INSTRUCTIONS TO FOLLOW: Go through the records underneath and count the lines that include the string "kategorii". Give nothing but the number.

DATA SUPPLIED:
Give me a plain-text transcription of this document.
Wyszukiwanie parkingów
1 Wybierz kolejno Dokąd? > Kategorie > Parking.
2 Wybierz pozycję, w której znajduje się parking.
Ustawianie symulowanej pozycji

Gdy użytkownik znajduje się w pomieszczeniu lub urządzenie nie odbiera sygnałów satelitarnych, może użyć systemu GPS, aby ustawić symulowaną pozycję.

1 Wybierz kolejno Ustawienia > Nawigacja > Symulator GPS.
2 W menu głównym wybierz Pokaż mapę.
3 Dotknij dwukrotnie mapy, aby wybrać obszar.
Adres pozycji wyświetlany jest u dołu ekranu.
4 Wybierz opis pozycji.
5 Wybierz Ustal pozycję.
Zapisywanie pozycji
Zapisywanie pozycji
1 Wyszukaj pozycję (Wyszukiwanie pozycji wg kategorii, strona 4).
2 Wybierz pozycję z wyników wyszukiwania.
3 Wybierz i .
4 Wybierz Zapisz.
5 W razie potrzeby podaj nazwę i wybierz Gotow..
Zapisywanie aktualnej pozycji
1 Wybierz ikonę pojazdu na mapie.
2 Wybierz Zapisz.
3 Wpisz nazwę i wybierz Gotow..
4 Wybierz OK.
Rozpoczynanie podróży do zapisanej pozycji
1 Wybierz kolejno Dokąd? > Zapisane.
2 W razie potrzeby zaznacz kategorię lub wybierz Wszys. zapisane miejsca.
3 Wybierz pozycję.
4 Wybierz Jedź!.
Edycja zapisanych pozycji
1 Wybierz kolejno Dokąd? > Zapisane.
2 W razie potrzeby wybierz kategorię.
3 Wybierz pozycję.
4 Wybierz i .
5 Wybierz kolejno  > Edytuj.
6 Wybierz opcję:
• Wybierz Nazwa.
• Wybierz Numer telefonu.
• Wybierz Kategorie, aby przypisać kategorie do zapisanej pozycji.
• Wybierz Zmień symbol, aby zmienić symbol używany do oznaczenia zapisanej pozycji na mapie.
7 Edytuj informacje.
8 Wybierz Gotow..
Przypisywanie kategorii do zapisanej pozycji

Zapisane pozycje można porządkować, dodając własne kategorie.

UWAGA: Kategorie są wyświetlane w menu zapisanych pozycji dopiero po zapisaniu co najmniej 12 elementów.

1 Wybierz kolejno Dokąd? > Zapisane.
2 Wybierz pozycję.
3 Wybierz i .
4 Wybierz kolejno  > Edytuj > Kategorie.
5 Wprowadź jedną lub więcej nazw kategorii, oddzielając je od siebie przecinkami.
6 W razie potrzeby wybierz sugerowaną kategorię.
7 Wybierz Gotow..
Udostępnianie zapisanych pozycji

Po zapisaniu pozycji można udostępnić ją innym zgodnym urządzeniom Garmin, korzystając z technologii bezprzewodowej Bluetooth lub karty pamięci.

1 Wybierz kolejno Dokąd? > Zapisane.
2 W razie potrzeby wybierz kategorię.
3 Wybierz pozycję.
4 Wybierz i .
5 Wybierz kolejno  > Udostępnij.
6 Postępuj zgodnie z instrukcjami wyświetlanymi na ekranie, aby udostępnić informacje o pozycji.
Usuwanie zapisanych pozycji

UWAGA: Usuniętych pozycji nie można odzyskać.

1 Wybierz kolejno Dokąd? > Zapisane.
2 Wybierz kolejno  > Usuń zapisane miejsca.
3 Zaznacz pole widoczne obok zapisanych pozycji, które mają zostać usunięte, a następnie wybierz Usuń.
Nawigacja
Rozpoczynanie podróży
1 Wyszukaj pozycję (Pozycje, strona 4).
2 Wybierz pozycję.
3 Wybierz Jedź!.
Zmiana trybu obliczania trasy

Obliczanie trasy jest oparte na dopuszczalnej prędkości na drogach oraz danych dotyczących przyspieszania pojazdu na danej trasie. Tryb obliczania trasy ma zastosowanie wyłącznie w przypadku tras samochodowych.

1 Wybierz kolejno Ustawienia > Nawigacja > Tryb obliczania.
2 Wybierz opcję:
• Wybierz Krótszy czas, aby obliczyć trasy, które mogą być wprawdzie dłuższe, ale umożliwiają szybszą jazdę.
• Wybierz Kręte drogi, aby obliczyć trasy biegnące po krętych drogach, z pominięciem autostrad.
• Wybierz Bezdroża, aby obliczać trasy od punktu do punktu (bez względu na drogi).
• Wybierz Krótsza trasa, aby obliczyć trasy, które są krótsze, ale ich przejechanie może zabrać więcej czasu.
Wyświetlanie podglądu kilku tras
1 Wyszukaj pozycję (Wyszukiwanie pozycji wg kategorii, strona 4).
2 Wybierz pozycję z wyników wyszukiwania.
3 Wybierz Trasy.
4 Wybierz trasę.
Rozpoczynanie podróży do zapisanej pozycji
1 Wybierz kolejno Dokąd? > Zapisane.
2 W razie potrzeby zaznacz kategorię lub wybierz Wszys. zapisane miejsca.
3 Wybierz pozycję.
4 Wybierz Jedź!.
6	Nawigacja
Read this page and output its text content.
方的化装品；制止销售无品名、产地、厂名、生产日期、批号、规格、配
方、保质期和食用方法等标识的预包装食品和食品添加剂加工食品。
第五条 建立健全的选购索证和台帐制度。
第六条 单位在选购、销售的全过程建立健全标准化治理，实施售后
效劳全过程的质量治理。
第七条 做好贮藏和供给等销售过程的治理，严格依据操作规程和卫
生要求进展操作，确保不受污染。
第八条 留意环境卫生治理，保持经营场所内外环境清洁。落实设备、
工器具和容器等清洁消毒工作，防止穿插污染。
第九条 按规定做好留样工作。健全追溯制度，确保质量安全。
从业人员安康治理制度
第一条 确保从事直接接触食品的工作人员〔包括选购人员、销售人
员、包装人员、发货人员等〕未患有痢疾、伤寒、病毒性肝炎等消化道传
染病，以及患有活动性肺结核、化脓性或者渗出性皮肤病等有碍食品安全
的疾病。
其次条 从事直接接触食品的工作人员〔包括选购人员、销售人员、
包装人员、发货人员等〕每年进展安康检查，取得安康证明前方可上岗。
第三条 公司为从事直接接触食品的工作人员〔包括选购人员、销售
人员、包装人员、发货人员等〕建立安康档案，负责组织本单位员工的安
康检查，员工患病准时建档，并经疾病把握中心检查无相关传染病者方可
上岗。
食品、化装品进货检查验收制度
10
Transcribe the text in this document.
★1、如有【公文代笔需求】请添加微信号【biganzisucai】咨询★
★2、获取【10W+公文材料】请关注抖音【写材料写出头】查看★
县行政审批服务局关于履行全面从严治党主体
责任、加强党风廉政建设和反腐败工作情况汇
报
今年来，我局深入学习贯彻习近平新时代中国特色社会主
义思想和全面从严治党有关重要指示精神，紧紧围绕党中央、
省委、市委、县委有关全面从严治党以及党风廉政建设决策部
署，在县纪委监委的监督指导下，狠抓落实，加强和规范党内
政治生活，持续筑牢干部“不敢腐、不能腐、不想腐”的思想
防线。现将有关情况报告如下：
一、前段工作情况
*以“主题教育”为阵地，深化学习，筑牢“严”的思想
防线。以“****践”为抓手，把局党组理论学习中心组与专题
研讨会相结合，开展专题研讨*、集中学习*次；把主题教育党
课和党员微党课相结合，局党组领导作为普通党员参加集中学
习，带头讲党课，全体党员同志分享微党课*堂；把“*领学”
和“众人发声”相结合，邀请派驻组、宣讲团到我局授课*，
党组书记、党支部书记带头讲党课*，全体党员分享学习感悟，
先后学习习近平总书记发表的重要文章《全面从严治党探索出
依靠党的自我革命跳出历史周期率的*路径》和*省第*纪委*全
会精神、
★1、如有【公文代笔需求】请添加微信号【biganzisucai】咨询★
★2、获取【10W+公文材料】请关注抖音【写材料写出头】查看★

REPLY TO THE EXERCISE: 4